§ What is required: Pick out the lines below that contain the string "label" and copy them all.

[A run of records]
★ ★ ★

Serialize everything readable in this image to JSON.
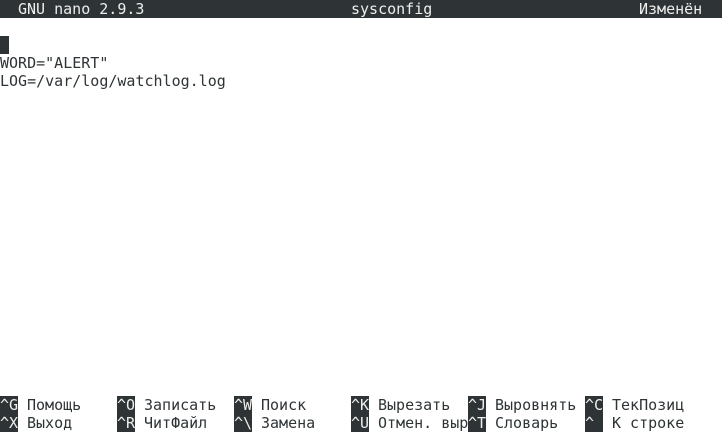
{
  "titlebar": {
    "app": "GNU nano 2.9.3",
    "filename": "sysconfig",
    "status": "Изменён"
  },
  "editor": {
    "lines": [
      "",
      "WORD=\"ALERT\"",
      "LOG=/var/log/watchlog.log"
    ]
  },
  "shortcuts": {
    "row1": [
      {
        "key": "^G",
        "label": "Помощь"
      },
      {
        "key": "^O",
        "label": "Записать"
      },
      {
        "key": "^W",
        "label": "Поиск"
      },
      {
        "key": "^K",
        "label": "Вырезать"
      },
      {
        "key": "^J",
        "label": "Выровнять"
      },
      {
        "key": "^C",
        "label": "ТекПозиц"
      }
    ],
    "row2": [
      {
        "key": "^X",
        "label": "Выход"
      },
      {
        "key": "^R",
        "label": "ЧитФайл"
      },
      {
        "key": "^\\",
        "label": "Замена"
      },
      {
        "key": "^U",
        "label": "Отмен. выр"
      },
      {
        "key": "^T",
        "label": "Словарь"
      },
      {
        "key": "^ ",
        "label": "К строке"
      }
    ]
  }
}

★ ★ ★

§ Written answer:
        "label": "Помощь"
        "label": "Записать"
        "label": "Поиск"
        "label": "Вырезать"
        "label": "Выровнять"
        "label": "ТекПозиц"
        "label": "Выход"
        "label": "ЧитФайл"
        "label": "Замена"
        "label": "Отмен. выр"
        "label": "Словарь"
        "label": "К строке"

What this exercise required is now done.